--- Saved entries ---
◆ ◆ ◆

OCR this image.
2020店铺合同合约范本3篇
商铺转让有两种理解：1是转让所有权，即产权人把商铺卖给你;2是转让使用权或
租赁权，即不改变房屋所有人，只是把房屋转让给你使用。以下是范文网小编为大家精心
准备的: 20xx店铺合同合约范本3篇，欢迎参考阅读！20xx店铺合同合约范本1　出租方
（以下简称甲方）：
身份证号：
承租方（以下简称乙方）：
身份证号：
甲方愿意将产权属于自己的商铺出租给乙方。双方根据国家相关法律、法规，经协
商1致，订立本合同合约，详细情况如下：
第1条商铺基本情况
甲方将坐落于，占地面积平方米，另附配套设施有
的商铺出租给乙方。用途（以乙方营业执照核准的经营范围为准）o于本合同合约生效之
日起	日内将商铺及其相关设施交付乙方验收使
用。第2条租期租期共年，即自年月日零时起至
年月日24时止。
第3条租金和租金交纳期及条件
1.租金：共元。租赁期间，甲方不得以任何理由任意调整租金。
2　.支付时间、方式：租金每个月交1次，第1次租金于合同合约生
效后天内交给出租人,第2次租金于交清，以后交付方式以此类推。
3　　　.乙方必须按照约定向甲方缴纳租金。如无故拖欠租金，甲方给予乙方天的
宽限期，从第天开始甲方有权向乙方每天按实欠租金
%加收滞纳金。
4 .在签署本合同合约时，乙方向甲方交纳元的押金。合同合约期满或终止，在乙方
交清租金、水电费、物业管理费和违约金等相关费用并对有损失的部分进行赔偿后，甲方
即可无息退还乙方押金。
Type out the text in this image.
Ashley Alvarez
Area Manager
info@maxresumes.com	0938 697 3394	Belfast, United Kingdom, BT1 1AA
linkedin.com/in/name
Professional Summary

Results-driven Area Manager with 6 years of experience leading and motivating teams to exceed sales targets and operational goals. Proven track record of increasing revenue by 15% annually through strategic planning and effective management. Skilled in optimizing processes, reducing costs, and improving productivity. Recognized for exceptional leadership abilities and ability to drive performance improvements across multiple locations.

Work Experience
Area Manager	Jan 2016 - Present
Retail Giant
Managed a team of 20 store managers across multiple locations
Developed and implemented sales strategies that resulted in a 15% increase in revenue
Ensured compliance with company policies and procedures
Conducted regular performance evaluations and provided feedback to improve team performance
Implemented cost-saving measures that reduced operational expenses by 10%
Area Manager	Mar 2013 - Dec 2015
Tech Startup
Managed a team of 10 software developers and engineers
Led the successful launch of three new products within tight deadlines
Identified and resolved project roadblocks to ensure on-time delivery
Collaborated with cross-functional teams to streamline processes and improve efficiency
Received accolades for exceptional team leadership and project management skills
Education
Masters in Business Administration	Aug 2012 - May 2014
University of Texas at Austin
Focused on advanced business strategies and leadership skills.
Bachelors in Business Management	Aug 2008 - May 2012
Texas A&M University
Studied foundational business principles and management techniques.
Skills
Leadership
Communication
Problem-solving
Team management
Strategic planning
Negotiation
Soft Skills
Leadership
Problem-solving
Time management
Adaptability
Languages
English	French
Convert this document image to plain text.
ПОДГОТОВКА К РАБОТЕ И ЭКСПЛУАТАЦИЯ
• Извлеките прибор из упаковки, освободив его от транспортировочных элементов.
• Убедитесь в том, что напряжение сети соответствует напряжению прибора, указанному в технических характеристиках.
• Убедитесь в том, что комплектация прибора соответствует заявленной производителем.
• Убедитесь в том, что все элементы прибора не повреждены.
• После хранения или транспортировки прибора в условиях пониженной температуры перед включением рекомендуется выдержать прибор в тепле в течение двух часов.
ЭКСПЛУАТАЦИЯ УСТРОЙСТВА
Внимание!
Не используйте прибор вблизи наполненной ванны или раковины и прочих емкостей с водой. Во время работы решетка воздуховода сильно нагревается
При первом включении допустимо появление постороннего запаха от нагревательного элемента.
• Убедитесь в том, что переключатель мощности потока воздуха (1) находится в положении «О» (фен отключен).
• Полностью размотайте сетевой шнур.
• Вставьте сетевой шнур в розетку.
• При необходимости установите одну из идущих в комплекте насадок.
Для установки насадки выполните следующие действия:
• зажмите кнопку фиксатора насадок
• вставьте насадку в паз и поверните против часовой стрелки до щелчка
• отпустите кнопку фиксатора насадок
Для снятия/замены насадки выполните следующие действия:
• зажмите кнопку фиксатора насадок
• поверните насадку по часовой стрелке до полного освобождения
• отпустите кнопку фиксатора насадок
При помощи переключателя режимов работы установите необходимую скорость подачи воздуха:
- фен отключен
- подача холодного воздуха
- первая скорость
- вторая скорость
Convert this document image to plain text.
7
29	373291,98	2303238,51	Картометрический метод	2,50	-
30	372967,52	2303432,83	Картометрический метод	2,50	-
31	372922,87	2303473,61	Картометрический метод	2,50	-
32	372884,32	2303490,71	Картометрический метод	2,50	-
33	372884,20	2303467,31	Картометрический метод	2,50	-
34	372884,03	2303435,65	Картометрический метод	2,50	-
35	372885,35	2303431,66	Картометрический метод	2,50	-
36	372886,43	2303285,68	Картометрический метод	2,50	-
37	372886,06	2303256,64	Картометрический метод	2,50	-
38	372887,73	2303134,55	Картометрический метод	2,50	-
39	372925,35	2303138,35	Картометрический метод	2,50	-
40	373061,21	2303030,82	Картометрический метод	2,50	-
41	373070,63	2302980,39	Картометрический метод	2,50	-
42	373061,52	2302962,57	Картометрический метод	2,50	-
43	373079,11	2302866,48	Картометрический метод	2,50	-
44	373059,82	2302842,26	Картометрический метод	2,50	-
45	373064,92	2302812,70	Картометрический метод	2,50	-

◆ ◆ ◆

--- EXERCISE DESCRIPTION ---
Select every line above that contains the word "multiple", and copy it.

--- REPLY TO THE TASK ---
Results-driven Area Manager with 6 years of experience leading and motivating teams to exceed sales targets and operational goals. Proven track record of increasing revenue by 15% annually through strategic planning and effective management. Skilled in optimizing processes, reducing costs, and improving productivity. Recognized for exceptional leadership abilities and ability to drive performance improvements across multiple locations.
Managed a team of 20 store managers across multiple locations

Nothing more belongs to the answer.